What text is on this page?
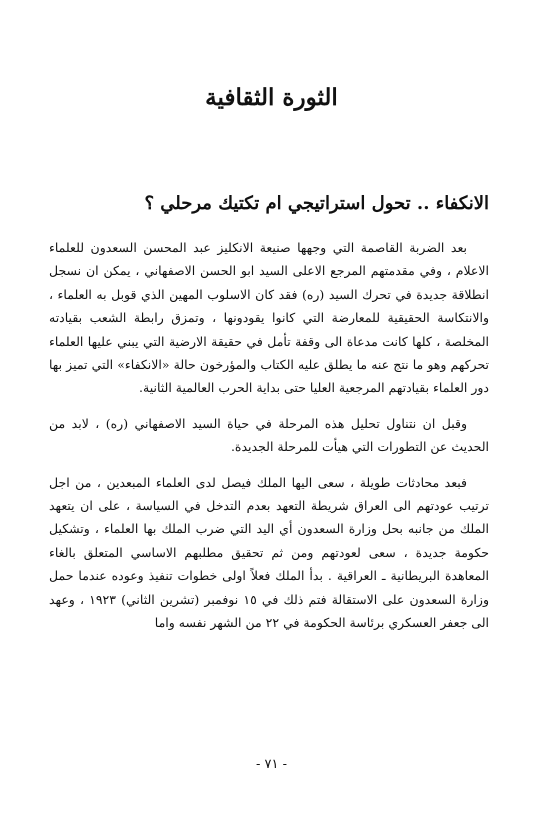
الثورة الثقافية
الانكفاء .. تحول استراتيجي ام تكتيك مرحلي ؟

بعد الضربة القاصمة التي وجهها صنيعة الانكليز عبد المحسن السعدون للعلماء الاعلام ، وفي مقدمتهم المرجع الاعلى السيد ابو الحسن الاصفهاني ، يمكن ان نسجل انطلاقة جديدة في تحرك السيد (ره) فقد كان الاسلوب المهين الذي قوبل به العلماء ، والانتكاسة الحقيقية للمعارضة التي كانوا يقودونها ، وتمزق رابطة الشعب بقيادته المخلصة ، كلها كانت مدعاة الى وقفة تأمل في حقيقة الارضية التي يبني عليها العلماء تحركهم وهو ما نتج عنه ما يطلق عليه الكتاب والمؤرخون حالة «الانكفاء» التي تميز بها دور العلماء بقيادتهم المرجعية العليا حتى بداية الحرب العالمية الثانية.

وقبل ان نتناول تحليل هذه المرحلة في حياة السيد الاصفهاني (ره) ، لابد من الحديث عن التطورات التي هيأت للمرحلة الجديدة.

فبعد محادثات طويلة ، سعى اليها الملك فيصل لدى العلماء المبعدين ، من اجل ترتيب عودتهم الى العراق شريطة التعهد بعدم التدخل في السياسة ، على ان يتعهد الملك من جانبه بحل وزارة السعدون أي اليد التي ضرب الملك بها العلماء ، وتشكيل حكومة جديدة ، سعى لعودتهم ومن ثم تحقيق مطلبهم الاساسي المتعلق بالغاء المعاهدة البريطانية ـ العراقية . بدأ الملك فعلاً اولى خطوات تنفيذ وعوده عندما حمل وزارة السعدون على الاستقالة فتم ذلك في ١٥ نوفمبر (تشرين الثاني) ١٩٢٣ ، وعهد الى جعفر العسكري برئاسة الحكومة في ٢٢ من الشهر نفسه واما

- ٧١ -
==
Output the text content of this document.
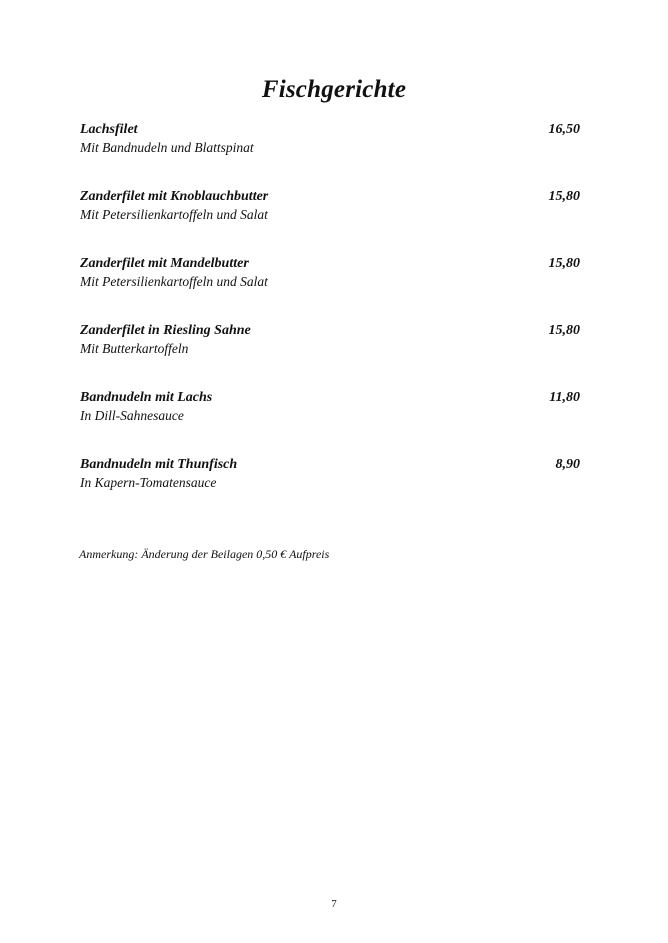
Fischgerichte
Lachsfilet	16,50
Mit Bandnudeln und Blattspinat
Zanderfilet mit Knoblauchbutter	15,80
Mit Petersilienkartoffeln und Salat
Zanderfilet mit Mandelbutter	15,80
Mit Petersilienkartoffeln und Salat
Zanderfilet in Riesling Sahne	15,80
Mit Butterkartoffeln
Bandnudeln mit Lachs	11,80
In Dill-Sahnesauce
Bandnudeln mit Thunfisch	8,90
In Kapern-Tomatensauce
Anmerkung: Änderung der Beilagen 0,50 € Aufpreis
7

Exercise description:
Look through the data and gather every line with the string "السيد" in it.

Written solution:
بعد الضربة القاصمة التي وجهها صنيعة الانكليز عبد المحسن السعدون للعلماء الاعلام ، وفي مقدمتهم المرجع الاعلى السيد ابو الحسن الاصفهاني ، يمكن ان نسجل انطلاقة جديدة في تحرك السيد (ره) فقد كان الاسلوب المهين الذي قوبل به العلماء ، والانتكاسة الحقيقية للمعارضة التي كانوا يقودونها ، وتمزق رابطة الشعب بقيادته المخلصة ، كلها كانت مدعاة الى وقفة تأمل في حقيقة الارضية التي يبني عليها العلماء تحركهم وهو ما نتج عنه ما يطلق عليه الكتاب والمؤرخون حالة «الانكفاء» التي تميز بها دور العلماء بقيادتهم المرجعية العليا حتى بداية الحرب العالمية الثانية.
وقبل ان نتناول تحليل هذه المرحلة في حياة السيد الاصفهاني (ره) ، لابد من الحديث عن التطورات التي هيأت للمرحلة الجديدة.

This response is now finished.